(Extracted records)
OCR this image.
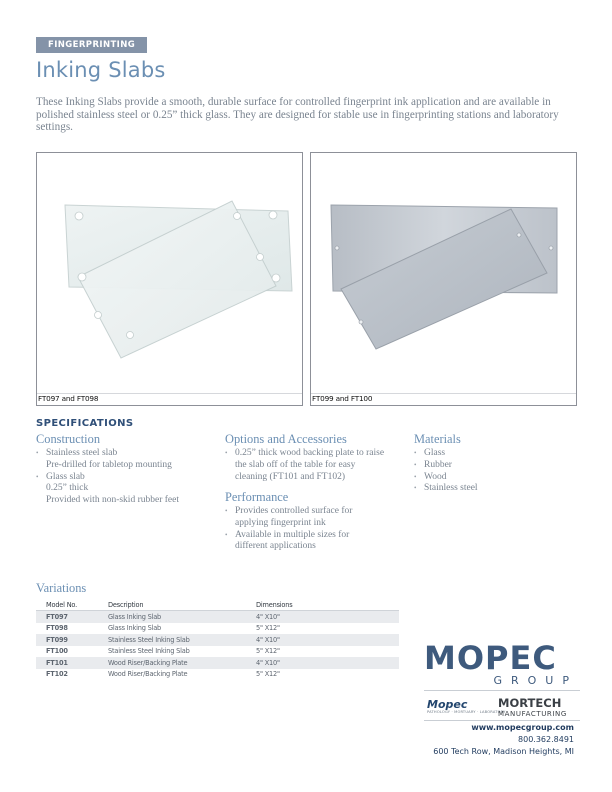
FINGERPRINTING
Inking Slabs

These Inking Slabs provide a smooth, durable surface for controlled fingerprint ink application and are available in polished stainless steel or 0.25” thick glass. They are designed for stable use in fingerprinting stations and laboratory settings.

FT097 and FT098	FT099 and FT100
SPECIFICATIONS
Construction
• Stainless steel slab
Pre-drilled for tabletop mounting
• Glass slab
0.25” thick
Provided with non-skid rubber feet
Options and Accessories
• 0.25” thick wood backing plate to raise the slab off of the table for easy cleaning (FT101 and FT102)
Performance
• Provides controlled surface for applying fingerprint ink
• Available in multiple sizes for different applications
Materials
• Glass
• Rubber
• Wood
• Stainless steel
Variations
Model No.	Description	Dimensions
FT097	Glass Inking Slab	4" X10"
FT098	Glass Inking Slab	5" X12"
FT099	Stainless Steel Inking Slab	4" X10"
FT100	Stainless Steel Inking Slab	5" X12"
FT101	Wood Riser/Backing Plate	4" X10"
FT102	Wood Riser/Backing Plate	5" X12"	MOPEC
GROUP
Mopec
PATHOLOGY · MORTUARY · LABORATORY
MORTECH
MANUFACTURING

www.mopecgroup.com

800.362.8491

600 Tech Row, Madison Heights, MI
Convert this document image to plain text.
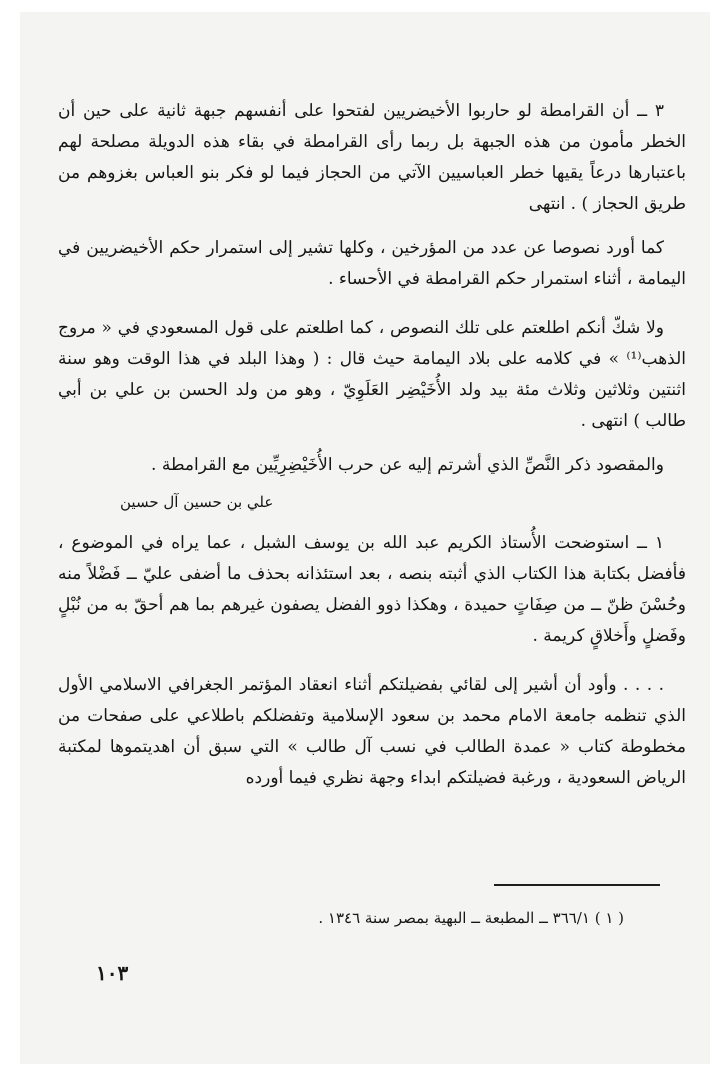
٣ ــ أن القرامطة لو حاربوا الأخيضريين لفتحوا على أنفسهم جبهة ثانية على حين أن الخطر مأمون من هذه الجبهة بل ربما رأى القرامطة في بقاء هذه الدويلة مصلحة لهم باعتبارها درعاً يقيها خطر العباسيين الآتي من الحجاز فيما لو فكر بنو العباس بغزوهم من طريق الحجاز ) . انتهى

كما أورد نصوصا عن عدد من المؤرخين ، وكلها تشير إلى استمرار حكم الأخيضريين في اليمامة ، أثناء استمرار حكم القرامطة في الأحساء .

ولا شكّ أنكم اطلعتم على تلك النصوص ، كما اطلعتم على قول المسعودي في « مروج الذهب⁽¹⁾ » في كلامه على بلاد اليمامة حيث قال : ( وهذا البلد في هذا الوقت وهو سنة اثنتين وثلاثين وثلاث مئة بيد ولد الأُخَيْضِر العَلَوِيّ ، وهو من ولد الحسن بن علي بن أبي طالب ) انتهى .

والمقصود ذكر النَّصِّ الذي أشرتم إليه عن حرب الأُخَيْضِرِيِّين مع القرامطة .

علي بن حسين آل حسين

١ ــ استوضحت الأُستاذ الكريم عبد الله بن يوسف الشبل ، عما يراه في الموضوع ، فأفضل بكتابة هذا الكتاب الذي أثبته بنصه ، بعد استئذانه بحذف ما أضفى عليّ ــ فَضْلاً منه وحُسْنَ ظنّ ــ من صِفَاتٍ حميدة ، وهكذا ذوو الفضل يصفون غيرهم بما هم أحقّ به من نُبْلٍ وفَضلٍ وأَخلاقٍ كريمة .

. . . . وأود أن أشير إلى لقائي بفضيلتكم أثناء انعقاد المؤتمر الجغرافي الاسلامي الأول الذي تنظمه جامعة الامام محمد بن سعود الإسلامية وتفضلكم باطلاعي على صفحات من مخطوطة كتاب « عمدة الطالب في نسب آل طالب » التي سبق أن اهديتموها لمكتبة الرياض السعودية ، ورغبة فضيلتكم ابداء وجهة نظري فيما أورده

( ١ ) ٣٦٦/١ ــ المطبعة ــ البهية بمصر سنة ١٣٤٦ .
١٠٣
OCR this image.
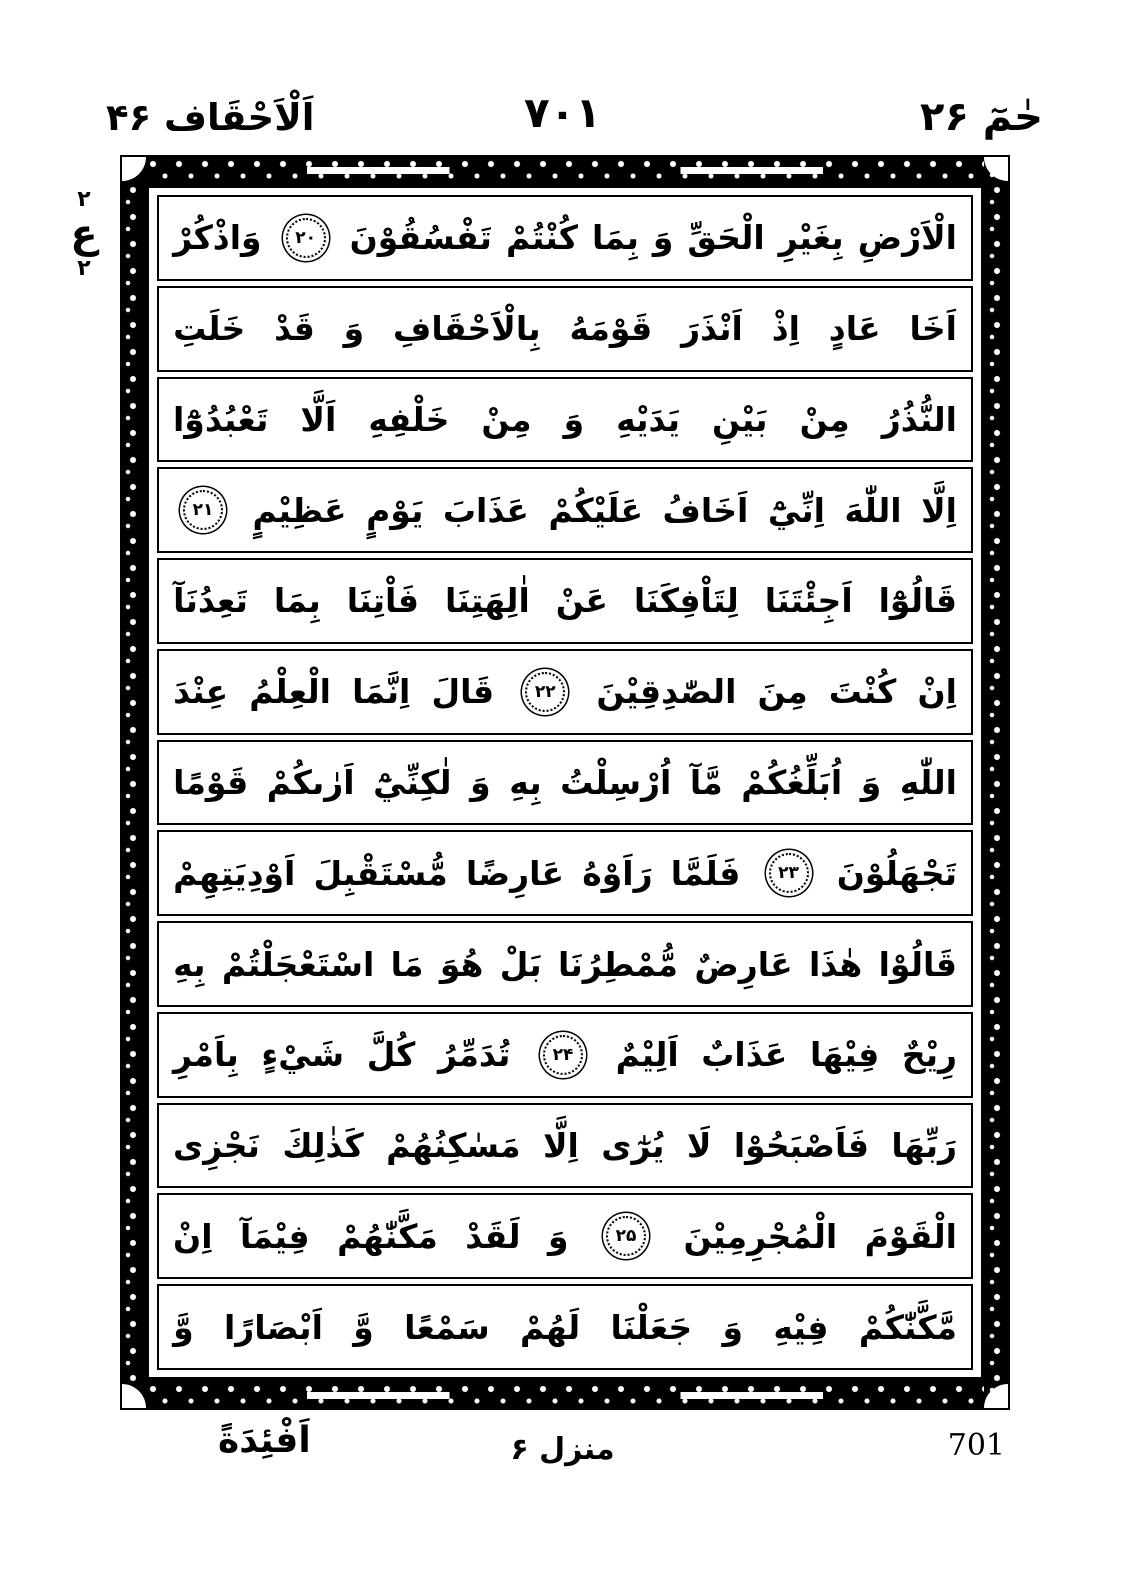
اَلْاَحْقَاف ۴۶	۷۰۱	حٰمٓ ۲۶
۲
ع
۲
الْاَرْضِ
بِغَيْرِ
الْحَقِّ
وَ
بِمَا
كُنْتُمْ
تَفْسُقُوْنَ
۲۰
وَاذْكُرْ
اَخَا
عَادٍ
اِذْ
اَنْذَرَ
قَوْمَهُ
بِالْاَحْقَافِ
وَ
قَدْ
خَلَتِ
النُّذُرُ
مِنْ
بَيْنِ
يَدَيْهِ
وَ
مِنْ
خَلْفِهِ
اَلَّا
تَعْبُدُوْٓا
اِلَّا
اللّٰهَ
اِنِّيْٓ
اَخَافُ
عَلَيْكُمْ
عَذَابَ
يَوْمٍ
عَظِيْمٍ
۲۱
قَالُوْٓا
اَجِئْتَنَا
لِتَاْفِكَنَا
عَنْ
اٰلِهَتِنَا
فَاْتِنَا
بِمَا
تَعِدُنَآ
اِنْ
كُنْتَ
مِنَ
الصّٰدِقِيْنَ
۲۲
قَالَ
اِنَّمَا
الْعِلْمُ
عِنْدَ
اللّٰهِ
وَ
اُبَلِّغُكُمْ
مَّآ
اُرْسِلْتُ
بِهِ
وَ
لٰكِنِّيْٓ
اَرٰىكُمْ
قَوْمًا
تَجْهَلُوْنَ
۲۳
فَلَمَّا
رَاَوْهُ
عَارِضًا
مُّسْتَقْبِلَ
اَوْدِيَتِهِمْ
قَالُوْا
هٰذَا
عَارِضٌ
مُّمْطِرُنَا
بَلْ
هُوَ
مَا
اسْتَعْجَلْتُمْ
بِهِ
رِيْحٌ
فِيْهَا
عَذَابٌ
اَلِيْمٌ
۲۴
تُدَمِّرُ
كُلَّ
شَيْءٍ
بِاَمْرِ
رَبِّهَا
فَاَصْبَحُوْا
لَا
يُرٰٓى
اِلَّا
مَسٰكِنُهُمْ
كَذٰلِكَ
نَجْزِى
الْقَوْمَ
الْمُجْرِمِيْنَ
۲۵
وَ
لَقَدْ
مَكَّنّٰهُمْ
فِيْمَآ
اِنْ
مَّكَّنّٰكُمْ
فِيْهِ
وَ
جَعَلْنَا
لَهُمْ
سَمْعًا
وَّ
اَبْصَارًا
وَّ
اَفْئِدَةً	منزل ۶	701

Given task - Set the entries down again exactly. Do not include the images.

Solution to this task -
OCR this image.
FINGERPRINTING
Inking Slabs

These Inking Slabs provide a smooth, durable surface for controlled fingerprint ink application and are available in polished stainless steel or 0.25” thick glass. They are designed for stable use in fingerprinting stations and laboratory settings.

FT097 and FT098	FT099 and FT100
SPECIFICATIONS
Construction
• Stainless steel slab
Pre-drilled for tabletop mounting
• Glass slab
0.25” thick
Provided with non-skid rubber feet
Options and Accessories
• 0.25” thick wood backing plate to raise the slab off of the table for easy cleaning (FT101 and FT102)
Performance
• Provides controlled surface for applying fingerprint ink
• Available in multiple sizes for different applications
Materials
• Glass
• Rubber
• Wood
• Stainless steel
Variations
Model No.	Description	Dimensions
FT097	Glass Inking Slab	4" X10"
FT098	Glass Inking Slab	5" X12"
FT099	Stainless Steel Inking Slab	4" X10"
FT100	Stainless Steel Inking Slab	5" X12"
FT101	Wood Riser/Backing Plate	4" X10"
FT102	Wood Riser/Backing Plate	5" X12"	MOPEC
GROUP
Mopec
PATHOLOGY · MORTUARY · LABORATORY
MORTECH
MANUFACTURING

www.mopecgroup.com

800.362.8491

600 Tech Row, Madison Heights, MI
Convert this document image to plain text.
٣ ــ أن القرامطة لو حاربوا الأخيضريين لفتحوا على أنفسهم جبهة ثانية على حين أن الخطر مأمون من هذه الجبهة بل ربما رأى القرامطة في بقاء هذه الدويلة مصلحة لهم باعتبارها درعاً يقيها خطر العباسيين الآتي من الحجاز فيما لو فكر بنو العباس بغزوهم من طريق الحجاز ) . انتهى

كما أورد نصوصا عن عدد من المؤرخين ، وكلها تشير إلى استمرار حكم الأخيضريين في اليمامة ، أثناء استمرار حكم القرامطة في الأحساء .

ولا شكّ أنكم اطلعتم على تلك النصوص ، كما اطلعتم على قول المسعودي في « مروج الذهب⁽¹⁾ » في كلامه على بلاد اليمامة حيث قال : ( وهذا البلد في هذا الوقت وهو سنة اثنتين وثلاثين وثلاث مئة بيد ولد الأُخَيْضِر العَلَوِيّ ، وهو من ولد الحسن بن علي بن أبي طالب ) انتهى .

والمقصود ذكر النَّصِّ الذي أشرتم إليه عن حرب الأُخَيْضِرِيِّين مع القرامطة .

علي بن حسين آل حسين

١ ــ استوضحت الأُستاذ الكريم عبد الله بن يوسف الشبل ، عما يراه في الموضوع ، فأفضل بكتابة هذا الكتاب الذي أثبته بنصه ، بعد استئذانه بحذف ما أضفى عليّ ــ فَضْلاً منه وحُسْنَ ظنّ ــ من صِفَاتٍ حميدة ، وهكذا ذوو الفضل يصفون غيرهم بما هم أحقّ به من نُبْلٍ وفَضلٍ وأَخلاقٍ كريمة .

. . . . وأود أن أشير إلى لقائي بفضيلتكم أثناء انعقاد المؤتمر الجغرافي الاسلامي الأول الذي تنظمه جامعة الامام محمد بن سعود الإسلامية وتفضلكم باطلاعي على صفحات من مخطوطة كتاب « عمدة الطالب في نسب آل طالب » التي سبق أن اهديتموها لمكتبة الرياض السعودية ، ورغبة فضيلتكم ابداء وجهة نظري فيما أورده

( ١ ) ٣٦٦/١ ــ المطبعة ــ البهية بمصر سنة ١٣٤٦ .
١٠٣
OCR this image.
اَلْاَحْقَاف ۴۶	۷۰۱	حٰمٓ ۲۶
۲
ع
۲
الْاَرْضِ
بِغَيْرِ
الْحَقِّ
وَ
بِمَا
كُنْتُمْ
تَفْسُقُوْنَ
۲۰
وَاذْكُرْ
اَخَا
عَادٍ
اِذْ
اَنْذَرَ
قَوْمَهُ
بِالْاَحْقَافِ
وَ
قَدْ
خَلَتِ
النُّذُرُ
مِنْ
بَيْنِ
يَدَيْهِ
وَ
مِنْ
خَلْفِهِ
اَلَّا
تَعْبُدُوْٓا
اِلَّا
اللّٰهَ
اِنِّيْٓ
اَخَافُ
عَلَيْكُمْ
عَذَابَ
يَوْمٍ
عَظِيْمٍ
۲۱
قَالُوْٓا
اَجِئْتَنَا
لِتَاْفِكَنَا
عَنْ
اٰلِهَتِنَا
فَاْتِنَا
بِمَا
تَعِدُنَآ
اِنْ
كُنْتَ
مِنَ
الصّٰدِقِيْنَ
۲۲
قَالَ
اِنَّمَا
الْعِلْمُ
عِنْدَ
اللّٰهِ
وَ
اُبَلِّغُكُمْ
مَّآ
اُرْسِلْتُ
بِهِ
وَ
لٰكِنِّيْٓ
اَرٰىكُمْ
قَوْمًا
تَجْهَلُوْنَ
۲۳
فَلَمَّا
رَاَوْهُ
عَارِضًا
مُّسْتَقْبِلَ
اَوْدِيَتِهِمْ
قَالُوْا
هٰذَا
عَارِضٌ
مُّمْطِرُنَا
بَلْ
هُوَ
مَا
اسْتَعْجَلْتُمْ
بِهِ
رِيْحٌ
فِيْهَا
عَذَابٌ
اَلِيْمٌ
۲۴
تُدَمِّرُ
كُلَّ
شَيْءٍ
بِاَمْرِ
رَبِّهَا
فَاَصْبَحُوْا
لَا
يُرٰٓى
اِلَّا
مَسٰكِنُهُمْ
كَذٰلِكَ
نَجْزِى
الْقَوْمَ
الْمُجْرِمِيْنَ
۲۵
وَ
لَقَدْ
مَكَّنّٰهُمْ
فِيْمَآ
اِنْ
مَّكَّنّٰكُمْ
فِيْهِ
وَ
جَعَلْنَا
لَهُمْ
سَمْعًا
وَّ
اَبْصَارًا
وَّ
اَفْئِدَةً	منزل ۶	701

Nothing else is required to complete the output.